_Exercise instructions_
Determine how many lines contain the string "alone". Respond with that number and nothing more.

[Start of Extracted information]

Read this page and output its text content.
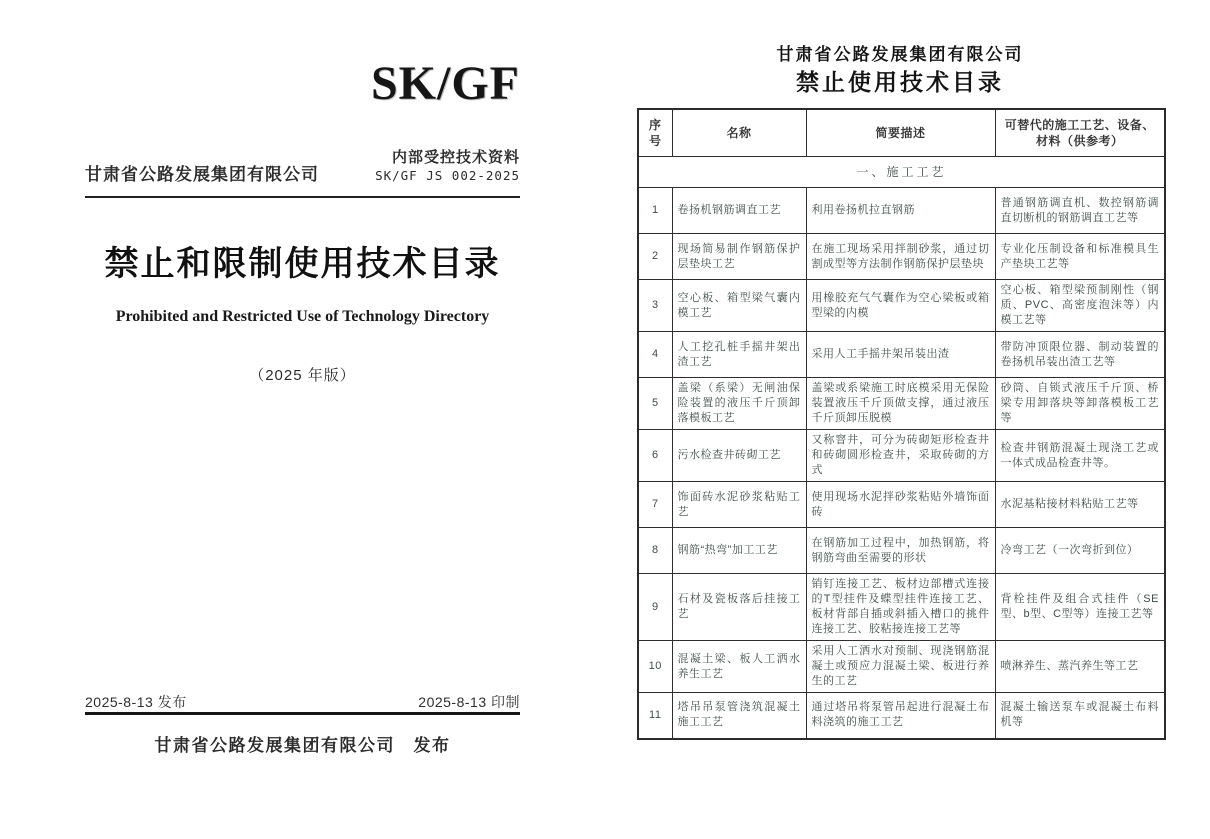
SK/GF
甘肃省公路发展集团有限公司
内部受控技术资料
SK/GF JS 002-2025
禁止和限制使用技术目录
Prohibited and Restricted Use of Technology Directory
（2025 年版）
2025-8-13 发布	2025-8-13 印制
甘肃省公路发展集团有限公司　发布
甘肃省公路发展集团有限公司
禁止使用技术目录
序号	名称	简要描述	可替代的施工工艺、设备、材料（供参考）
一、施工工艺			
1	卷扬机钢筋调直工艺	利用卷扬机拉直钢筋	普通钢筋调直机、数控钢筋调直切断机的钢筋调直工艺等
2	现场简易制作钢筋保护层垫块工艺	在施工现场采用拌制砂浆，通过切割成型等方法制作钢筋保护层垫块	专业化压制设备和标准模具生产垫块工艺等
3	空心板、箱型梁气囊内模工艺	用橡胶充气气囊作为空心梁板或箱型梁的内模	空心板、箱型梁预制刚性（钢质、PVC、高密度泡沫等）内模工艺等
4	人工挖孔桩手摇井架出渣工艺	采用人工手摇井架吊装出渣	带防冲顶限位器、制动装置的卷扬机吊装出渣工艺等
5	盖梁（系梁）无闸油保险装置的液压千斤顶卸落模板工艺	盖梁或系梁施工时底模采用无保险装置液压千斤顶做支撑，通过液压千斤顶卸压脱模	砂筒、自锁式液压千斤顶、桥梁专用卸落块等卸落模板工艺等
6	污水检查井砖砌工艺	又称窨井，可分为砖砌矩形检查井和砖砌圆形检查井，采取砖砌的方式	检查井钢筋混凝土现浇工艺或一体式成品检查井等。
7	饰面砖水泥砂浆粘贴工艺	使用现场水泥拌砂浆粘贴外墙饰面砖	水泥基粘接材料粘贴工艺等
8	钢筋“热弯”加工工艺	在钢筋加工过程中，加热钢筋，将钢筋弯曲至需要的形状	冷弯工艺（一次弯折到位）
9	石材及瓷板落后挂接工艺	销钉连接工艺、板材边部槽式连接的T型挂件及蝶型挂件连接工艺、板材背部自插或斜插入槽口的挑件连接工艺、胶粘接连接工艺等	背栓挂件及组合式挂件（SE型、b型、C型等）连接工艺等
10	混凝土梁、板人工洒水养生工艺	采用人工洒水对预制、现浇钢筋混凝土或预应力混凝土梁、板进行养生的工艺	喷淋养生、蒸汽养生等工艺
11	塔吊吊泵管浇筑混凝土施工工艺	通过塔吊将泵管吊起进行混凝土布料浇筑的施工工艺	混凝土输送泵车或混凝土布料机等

[End of Extracted information]
[Start of Extracted information]

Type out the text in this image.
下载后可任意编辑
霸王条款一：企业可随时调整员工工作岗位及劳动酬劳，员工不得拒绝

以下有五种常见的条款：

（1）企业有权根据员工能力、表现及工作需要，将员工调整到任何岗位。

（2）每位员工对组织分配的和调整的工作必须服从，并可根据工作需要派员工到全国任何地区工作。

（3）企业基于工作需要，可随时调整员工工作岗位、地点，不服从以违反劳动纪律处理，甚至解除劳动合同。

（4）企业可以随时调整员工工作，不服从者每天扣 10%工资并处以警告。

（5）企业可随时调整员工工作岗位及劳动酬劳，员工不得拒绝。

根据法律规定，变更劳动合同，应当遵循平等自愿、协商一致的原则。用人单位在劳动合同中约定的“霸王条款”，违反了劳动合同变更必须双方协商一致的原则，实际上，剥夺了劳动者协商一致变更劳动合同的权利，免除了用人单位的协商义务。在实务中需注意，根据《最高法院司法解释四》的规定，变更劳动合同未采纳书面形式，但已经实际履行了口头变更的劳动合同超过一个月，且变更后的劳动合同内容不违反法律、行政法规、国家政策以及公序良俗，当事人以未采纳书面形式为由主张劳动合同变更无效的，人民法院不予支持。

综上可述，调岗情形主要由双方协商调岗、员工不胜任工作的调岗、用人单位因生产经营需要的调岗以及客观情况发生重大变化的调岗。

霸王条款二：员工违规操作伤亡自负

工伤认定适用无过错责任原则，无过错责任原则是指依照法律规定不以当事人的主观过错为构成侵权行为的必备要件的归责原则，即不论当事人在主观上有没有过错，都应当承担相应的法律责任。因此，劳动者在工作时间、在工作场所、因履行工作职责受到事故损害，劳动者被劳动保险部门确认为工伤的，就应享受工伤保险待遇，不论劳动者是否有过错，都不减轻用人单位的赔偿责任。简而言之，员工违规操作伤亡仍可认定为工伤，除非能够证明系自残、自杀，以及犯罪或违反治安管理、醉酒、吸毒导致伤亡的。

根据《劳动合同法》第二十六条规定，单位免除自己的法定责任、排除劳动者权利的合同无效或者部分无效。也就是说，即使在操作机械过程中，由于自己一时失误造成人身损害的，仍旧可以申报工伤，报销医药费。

[End of Extracted information]
[Start of Extracted information]

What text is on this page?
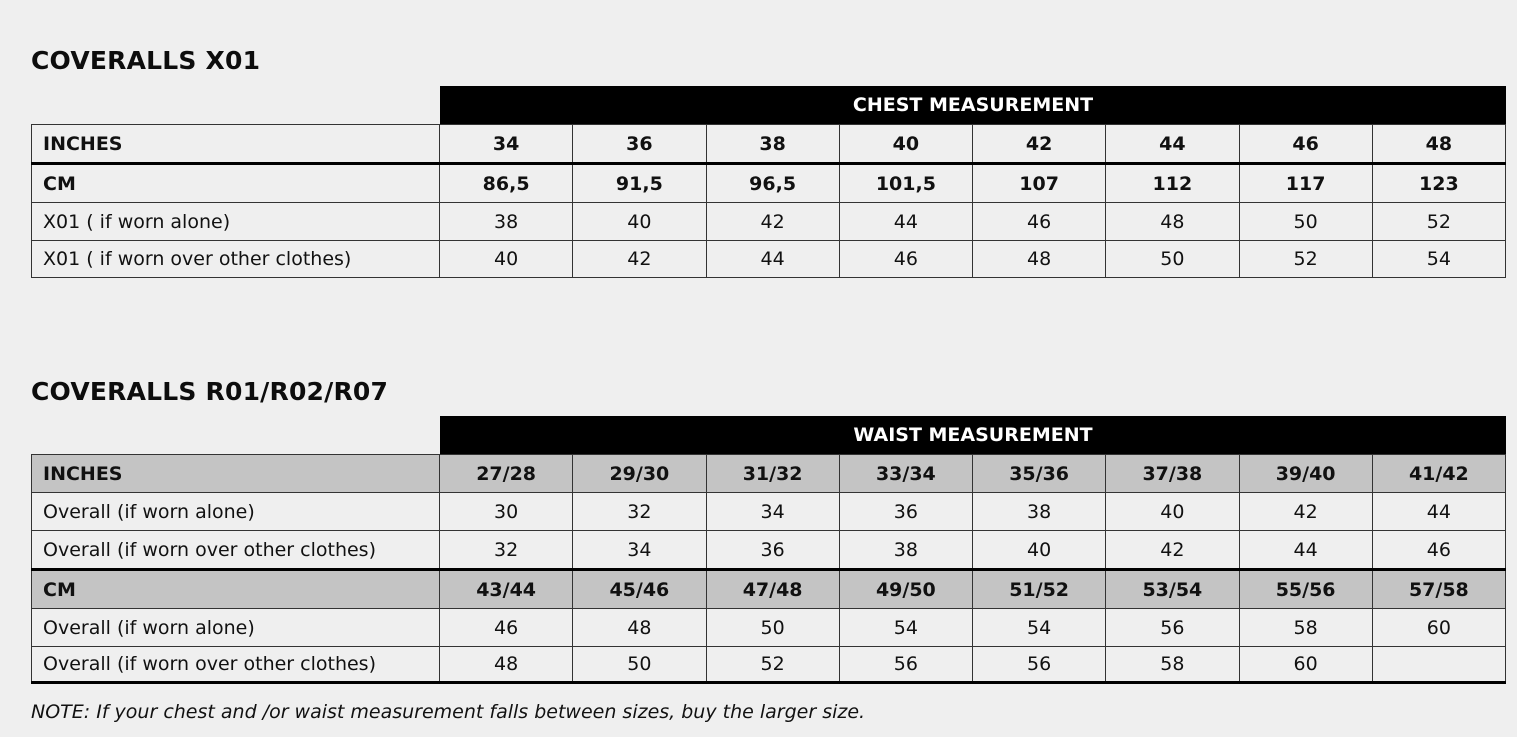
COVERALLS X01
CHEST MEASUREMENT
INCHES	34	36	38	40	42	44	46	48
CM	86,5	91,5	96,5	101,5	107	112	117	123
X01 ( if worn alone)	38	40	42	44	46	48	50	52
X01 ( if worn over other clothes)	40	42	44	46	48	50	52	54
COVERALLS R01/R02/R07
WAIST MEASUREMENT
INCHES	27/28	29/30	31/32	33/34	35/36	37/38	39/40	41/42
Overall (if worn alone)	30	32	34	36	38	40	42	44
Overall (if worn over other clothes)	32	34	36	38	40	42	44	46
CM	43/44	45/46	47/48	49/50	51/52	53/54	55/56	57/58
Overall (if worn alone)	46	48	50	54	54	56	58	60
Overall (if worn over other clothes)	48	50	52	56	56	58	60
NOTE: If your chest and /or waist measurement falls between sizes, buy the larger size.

[End of Extracted information]

_Exercise result_
3